Goal
Give only the count of lines containing "объектов".

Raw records
──────

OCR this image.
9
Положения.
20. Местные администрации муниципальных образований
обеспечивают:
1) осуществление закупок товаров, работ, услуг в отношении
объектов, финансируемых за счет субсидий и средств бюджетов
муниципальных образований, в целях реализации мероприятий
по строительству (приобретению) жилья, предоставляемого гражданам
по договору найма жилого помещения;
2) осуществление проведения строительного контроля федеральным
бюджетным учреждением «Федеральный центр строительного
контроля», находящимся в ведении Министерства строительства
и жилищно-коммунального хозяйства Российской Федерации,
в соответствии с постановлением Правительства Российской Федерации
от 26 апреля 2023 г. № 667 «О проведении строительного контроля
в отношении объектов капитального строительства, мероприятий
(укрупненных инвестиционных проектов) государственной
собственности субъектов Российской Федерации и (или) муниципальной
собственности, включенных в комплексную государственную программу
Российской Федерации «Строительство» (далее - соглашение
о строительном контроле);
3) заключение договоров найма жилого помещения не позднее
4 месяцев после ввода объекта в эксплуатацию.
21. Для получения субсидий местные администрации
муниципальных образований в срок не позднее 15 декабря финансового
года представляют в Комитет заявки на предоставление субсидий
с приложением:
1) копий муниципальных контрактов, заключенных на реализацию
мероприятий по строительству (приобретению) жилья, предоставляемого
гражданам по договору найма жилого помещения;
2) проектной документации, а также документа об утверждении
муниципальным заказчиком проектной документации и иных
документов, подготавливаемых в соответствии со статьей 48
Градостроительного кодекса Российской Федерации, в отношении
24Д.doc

──────

Written reply
2